→ **Exercise task**:
Below is some material; set it all down exactly, apart from the pictures.

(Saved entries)
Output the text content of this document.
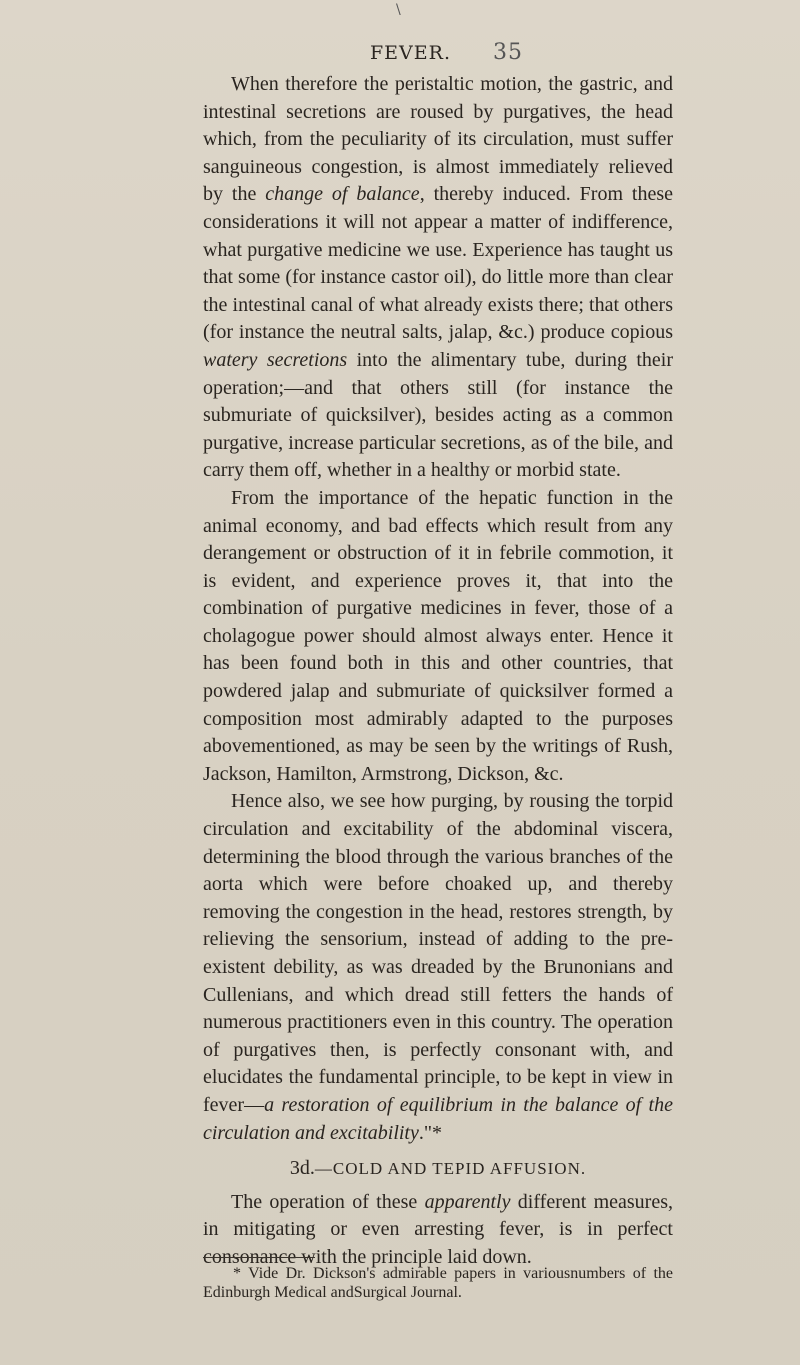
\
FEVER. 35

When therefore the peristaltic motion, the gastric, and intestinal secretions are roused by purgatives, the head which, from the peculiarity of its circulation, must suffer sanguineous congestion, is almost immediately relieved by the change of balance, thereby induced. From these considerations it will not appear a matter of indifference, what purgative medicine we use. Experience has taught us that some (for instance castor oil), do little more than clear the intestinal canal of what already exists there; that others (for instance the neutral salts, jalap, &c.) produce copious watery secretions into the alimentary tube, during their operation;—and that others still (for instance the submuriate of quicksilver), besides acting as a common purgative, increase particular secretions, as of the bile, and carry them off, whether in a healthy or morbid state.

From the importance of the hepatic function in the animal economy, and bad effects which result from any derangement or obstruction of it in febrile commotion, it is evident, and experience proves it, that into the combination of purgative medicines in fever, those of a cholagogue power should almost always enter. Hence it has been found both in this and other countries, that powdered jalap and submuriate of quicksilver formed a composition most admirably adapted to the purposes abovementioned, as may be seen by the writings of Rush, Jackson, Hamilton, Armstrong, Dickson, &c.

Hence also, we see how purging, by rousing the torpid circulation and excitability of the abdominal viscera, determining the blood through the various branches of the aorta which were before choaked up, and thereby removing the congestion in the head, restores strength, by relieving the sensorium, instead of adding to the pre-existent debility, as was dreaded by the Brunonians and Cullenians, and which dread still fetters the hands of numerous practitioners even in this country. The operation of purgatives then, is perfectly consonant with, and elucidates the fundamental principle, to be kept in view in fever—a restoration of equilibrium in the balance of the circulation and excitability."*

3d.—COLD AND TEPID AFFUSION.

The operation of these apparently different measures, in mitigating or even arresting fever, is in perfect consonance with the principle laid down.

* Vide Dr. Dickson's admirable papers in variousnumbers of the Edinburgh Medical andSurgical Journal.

→ **Result of this task**:
Output the text content of this document.
\
FEVER. 35

When therefore the peristaltic motion, the gastric, and intestinal secretions are roused by purgatives, the head which, from the peculiarity of its circulation, must suffer sanguineous congestion, is almost immediately relieved by the change of balance, thereby induced. From these considerations it will not appear a matter of indifference, what purgative medicine we use. Experience has taught us that some (for instance castor oil), do little more than clear the intestinal canal of what already exists there; that others (for instance the neutral salts, jalap, &c.) produce copious watery secretions into the alimentary tube, during their operation;—and that others still (for instance the submuriate of quicksilver), besides acting as a common purgative, increase particular secretions, as of the bile, and carry them off, whether in a healthy or morbid state.

From the importance of the hepatic function in the animal economy, and bad effects which result from any derangement or obstruction of it in febrile commotion, it is evident, and experience proves it, that into the combination of purgative medicines in fever, those of a cholagogue power should almost always enter. Hence it has been found both in this and other countries, that powdered jalap and submuriate of quicksilver formed a composition most admirably adapted to the purposes abovementioned, as may be seen by the writings of Rush, Jackson, Hamilton, Armstrong, Dickson, &c.

Hence also, we see how purging, by rousing the torpid circulation and excitability of the abdominal viscera, determining the blood through the various branches of the aorta which were before choaked up, and thereby removing the congestion in the head, restores strength, by relieving the sensorium, instead of adding to the pre-existent debility, as was dreaded by the Brunonians and Cullenians, and which dread still fetters the hands of numerous practitioners even in this country. The operation of purgatives then, is perfectly consonant with, and elucidates the fundamental principle, to be kept in view in fever—a restoration of equilibrium in the balance of the circulation and excitability."*

3d.—COLD AND TEPID AFFUSION.

The operation of these apparently different measures, in mitigating or even arresting fever, is in perfect consonance with the principle laid down.

* Vide Dr. Dickson's admirable papers in variousnumbers of the Edinburgh Medical andSurgical Journal.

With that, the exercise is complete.